* **PASSAGE**
__________
3. We can also see exactly how important each combination is, then rank these combinations.

Once we've taken our original $X$ data and transformed it into $Z$, we can then drop the columns of $Z$ that are "least important."

---

**Essentially...**

- PCA finds *linear combinations* of current predictor variables that...
- create new "principal components". The principal components explain...
- the maximum possible amount of variance in your predictors.

$$ PC_1 = w_{1,1}X_1 + w_{2,1}X_2 + \cdots + w_{p,1}X_p $$

$$ PC_2 = w_{1,2}X_1 + w_{2,2}X_2 + \cdots + w_{p,2}X_p $$

$$ PC_3 = w_{1,3}X_1 + w_{2,3}X_2 + \cdots + w_{p,3}X_p $$

This is cool because...

- $PC1$ is better than $PC2$ is "better" than $PC3$  
- All of these are *uncorrelated*

---

**Visually...**

> Think of our data floating out in $p$-dimensional space. Each observation is a dot and you can imagine this massive cloud of dots that exists somewhere. PCA is a way to rotate this cloud of dots (formally, a coordinate transformation). The old axes are the original features. The new axes are the principal components from PCA.

**The new axes (principal components) become the most concise, informative descriptors of our data as a whole.**

Let's head to [this site](http://setosa.io/ev/principal-component-analysis/). Play around with the 2D data. Take 2-3 minutes.
1. As you interact with the data, how would you describe the red line?
2. As you interact with the data, how would you describe the green line?

---

### Principal Components

- We are looking for new *directions* in feature space
- Each consecutive direction tries to maximize *remaining variance*
- Each direction is *orthogonal* to all the others

**These new *directions* are the "principal components", i.e. the new coordinate system for your data.**

> Applying PCA to your data *transforms* your original data columns (variables) onto the new principal component axes.


### One note:
You will do your train/test split **before** applying PCA!
- Otherwise, your test set would affect the transformation we apply to the training set.

<details><summary>**Check:** Suppose I ran `sns.pairplot(X_train)` and `sns.pairplot(Z_train)`. Given what we know about PCA, how would they be different?</summary>
`X_train` is the original data and `Z_train` is the transformed data. Since the columns of `Z_train` are uncorrelated, we should see no linear relationships between any of the images in that plot! (The line of best fit should be flat.)
</details>

### Warning: Uncomment and run the next cell **if you have time.** This will take a few minutes to render.

In [None]:
# import seaborn as sns
# sns.pairplot(X_train)
# sns.pairplot(Z_train)

### So, like, big picture, what is PCA doing?
Well, we're transforming our data. Specifically, we are:
1. We are going to look at how all of the $X$ variables relate to one another, then summarize these relationships. (This is done with the **covariance matrix**.)
__________
* **EXERCISE INPUT**
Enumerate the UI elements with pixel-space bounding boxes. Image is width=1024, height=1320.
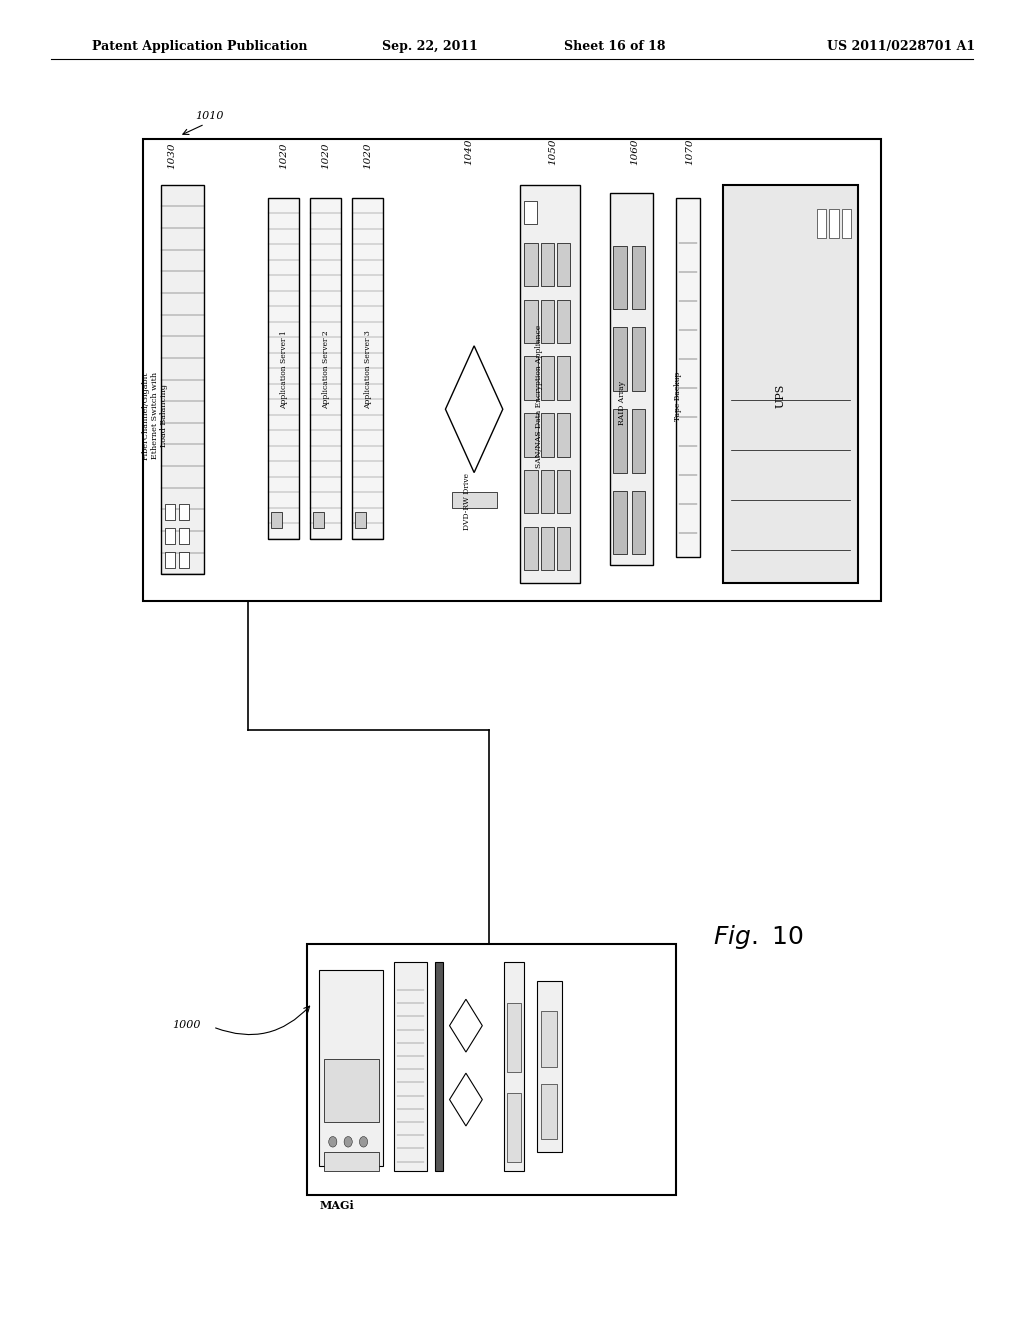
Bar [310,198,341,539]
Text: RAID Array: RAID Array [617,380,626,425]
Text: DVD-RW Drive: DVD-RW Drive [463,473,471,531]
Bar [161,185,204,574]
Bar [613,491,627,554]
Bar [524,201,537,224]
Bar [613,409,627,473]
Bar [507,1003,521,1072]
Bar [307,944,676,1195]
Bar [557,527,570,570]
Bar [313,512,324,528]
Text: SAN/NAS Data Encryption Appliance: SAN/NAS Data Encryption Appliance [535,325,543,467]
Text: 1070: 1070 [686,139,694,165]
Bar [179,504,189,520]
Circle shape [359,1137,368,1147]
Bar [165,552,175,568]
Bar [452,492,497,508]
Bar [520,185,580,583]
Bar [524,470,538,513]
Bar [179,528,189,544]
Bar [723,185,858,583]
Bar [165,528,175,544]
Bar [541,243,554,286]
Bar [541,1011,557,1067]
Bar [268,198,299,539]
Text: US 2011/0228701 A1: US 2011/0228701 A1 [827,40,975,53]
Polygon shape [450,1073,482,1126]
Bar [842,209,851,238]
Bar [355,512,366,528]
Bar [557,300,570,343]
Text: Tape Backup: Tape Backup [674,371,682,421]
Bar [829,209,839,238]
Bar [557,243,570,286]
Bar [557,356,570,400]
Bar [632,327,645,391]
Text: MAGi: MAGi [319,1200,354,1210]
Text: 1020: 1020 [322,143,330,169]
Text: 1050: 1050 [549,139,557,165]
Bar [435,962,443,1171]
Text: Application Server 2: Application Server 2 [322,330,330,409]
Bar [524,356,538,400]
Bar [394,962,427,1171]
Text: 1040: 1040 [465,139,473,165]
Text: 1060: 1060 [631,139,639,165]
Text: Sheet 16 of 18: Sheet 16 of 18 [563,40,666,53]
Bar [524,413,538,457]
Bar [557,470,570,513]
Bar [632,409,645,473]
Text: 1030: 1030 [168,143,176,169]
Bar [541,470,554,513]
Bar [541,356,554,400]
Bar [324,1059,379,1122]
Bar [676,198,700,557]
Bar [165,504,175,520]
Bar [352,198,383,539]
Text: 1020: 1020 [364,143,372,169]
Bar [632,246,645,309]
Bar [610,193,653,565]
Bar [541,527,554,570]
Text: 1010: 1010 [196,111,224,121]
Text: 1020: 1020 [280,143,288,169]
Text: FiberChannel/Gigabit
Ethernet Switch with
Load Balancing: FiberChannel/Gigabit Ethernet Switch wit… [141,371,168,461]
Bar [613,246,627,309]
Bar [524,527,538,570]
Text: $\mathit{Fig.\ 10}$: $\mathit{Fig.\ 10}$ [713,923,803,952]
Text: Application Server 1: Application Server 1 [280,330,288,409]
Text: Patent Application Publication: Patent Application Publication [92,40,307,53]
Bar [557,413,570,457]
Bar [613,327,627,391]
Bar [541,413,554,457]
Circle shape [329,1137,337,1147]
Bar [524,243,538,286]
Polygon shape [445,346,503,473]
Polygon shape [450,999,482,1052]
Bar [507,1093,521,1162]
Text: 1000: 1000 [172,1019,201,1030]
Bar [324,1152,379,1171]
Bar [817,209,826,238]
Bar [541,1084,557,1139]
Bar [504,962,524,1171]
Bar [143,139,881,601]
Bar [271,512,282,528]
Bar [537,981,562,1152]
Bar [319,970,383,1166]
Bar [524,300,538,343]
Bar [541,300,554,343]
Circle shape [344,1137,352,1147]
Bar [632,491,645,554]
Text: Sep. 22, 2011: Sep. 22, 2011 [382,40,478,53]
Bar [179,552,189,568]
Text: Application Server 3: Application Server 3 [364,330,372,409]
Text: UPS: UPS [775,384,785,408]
__________
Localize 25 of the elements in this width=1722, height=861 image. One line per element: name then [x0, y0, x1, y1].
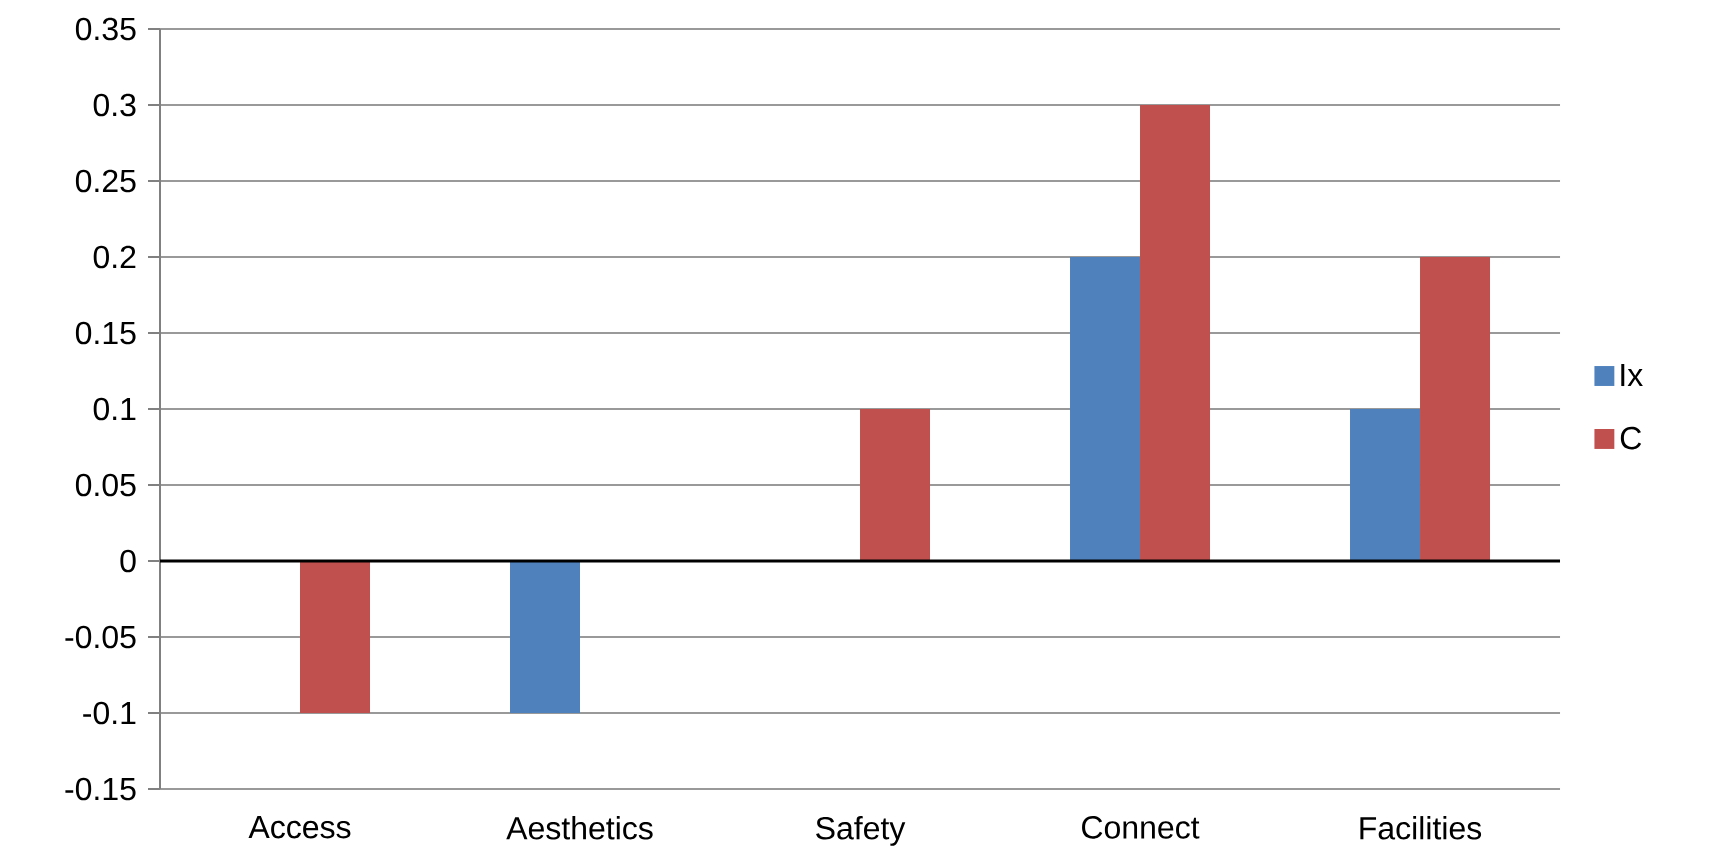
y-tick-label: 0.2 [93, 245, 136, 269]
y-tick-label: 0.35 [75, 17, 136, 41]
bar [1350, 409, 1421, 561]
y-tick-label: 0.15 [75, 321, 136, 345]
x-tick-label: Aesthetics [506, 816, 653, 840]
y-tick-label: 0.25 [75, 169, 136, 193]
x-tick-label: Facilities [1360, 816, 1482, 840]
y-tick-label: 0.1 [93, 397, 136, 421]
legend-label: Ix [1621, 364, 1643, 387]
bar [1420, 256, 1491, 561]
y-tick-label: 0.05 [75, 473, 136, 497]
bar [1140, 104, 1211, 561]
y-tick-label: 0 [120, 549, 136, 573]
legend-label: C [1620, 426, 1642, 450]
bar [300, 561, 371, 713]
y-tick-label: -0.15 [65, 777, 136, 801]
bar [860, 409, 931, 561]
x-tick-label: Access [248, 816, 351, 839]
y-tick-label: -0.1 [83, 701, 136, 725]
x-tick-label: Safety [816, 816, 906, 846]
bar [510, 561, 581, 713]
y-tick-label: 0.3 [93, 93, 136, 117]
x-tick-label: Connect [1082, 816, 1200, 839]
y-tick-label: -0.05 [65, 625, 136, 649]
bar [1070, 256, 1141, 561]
__________
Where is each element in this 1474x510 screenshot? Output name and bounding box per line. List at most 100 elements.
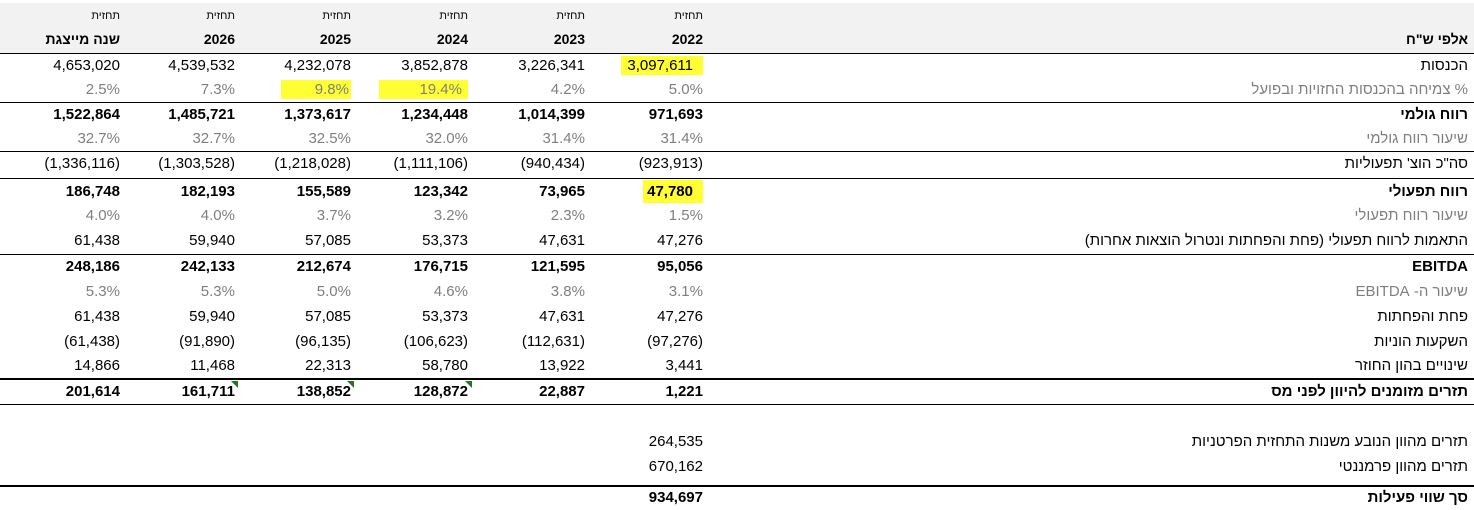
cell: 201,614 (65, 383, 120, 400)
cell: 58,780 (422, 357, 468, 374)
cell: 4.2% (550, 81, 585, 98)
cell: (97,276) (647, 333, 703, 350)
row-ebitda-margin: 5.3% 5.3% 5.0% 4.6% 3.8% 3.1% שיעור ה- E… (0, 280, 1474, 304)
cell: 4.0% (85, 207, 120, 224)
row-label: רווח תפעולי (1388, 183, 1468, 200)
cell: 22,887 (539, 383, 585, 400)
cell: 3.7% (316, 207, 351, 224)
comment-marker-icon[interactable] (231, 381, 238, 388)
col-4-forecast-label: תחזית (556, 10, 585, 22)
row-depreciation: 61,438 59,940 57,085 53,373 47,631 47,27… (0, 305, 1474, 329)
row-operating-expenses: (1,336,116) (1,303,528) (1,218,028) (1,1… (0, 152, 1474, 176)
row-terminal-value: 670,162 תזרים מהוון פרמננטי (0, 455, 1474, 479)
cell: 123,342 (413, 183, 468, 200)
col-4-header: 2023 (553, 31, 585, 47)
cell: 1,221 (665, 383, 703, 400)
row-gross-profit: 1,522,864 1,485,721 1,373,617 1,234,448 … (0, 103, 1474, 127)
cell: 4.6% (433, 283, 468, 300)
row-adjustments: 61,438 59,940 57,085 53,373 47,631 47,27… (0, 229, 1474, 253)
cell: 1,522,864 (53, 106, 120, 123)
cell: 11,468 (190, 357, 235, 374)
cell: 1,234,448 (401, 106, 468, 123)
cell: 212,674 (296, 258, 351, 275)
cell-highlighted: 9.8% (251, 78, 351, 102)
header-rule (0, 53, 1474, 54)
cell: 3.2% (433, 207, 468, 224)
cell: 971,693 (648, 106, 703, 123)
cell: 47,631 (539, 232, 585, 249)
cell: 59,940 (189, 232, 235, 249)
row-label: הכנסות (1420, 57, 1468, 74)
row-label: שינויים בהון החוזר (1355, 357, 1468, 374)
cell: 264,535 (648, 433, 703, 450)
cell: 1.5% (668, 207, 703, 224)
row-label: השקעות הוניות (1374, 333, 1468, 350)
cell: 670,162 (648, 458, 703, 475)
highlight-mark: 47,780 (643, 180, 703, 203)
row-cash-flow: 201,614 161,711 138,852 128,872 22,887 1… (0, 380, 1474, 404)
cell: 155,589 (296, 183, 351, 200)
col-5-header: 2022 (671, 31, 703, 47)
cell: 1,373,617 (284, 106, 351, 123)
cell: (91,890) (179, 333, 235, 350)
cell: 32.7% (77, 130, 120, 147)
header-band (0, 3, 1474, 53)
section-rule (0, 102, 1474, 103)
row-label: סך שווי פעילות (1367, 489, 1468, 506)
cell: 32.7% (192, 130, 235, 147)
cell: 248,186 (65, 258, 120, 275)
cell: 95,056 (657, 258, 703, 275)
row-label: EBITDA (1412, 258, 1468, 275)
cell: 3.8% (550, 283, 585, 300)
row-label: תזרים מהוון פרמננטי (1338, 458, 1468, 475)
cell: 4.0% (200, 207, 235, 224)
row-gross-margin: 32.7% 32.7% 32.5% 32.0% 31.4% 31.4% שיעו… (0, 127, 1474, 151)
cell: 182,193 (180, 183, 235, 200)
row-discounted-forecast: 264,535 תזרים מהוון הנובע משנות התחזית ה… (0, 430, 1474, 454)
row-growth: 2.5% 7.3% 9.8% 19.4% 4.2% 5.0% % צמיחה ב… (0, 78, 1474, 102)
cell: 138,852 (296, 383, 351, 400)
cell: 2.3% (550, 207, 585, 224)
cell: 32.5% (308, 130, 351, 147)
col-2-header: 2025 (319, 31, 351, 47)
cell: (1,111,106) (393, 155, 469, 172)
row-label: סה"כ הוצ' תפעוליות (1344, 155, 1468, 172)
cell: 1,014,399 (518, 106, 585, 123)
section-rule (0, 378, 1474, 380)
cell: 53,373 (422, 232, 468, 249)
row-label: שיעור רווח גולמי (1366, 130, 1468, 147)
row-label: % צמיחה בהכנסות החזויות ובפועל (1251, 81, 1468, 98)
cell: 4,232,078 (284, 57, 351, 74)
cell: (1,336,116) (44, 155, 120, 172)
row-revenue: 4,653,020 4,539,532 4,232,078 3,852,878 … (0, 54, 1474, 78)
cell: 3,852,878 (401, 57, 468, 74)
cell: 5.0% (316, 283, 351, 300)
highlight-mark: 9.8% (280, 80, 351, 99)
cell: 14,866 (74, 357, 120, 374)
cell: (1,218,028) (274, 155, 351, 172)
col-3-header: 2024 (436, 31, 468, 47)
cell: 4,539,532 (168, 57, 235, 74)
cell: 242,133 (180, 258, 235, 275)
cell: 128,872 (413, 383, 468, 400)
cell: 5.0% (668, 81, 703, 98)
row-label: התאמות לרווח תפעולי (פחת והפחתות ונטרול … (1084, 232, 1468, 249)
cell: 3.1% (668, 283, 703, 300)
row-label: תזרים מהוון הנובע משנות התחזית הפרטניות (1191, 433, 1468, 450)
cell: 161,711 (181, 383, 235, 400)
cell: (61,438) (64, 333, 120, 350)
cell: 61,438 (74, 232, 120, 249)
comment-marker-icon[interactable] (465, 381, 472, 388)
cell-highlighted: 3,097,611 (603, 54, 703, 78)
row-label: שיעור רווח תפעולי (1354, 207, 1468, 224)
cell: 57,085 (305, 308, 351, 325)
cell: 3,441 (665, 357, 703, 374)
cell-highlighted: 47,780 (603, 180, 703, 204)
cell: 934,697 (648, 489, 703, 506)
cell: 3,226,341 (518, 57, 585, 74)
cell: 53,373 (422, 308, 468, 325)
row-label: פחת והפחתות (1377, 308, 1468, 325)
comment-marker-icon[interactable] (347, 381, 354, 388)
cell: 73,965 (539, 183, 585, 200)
__________
* **INSTRUCTIONS**
(1) Copy out the rows above from the line with "cell: 201,614 (65, 383, 120, 400)" up to and including the line with "col-4-forecast-label: תחזית (556, 10, 585, 22)", reproducing each line exactly.
(2) Pick up the passage on principal component analysis where it stops, and continue it.

* **ANSWER LIST**
(1)
cell: 201,614 (65, 383, 120, 400)
cell: 58,780 (422, 357, 468, 374)
cell: 4.2% (550, 81, 585, 98)
cell: (97,276) (647, 333, 703, 350)
row-ebitda-margin: 5.3% 5.3% 5.0% 4.6% 3.8% 3.1% שיעור ה- E… (0, 280, 1474, 304)
cell: 4.0% (85, 207, 120, 224)
row-label: רווח תפעולי (1388, 183, 1468, 200)
cell: 22,887 (539, 383, 585, 400)
cell: 3.7% (316, 207, 351, 224)
comment-marker-icon[interactable] (231, 381, 238, 388)
col-4-forecast-label: תחזית (556, 10, 585, 22)

(2)
2. Then, we will take this summary and look at which combinations of our $X$ variables are most important. (We will decompose our covariance matrix into its **eigenvectors**, which is a linear algebra term that allows us to understand the most important "directions" in our data, which are our principal components!)
3. We can also see exactly how important each combination is, then rank these combinations. (With each eigenvector, we get an **eigenvalue**. This eigenvalue is a number that tells us how important each "direction" or principal component is.)

Remember that one of our goals with PCA is to do dimensionality reduction (a.k.a. get rid of features).

We can measure how important each principal component is using the eigenvalue, rank the columns of `Z_train` by their eigenvalues, and then drop the columns with small eigenvalues (little importance) but keep the columns with big eigenvalues (very important).
- In `sklearn`, when transformed by PCA, the columns will already be sorted by their eigenvalues from biggest to smallest! The first column will be the most important, the second column will be the next most important, and so on.

#### Capturing variance

The total variance of your data gets redistributed among the principal components:

$$\text{var}(PC1) > \text{var}(PC2) > \text{var}(PC3) > \cdots$$

#### But how many features do we discard?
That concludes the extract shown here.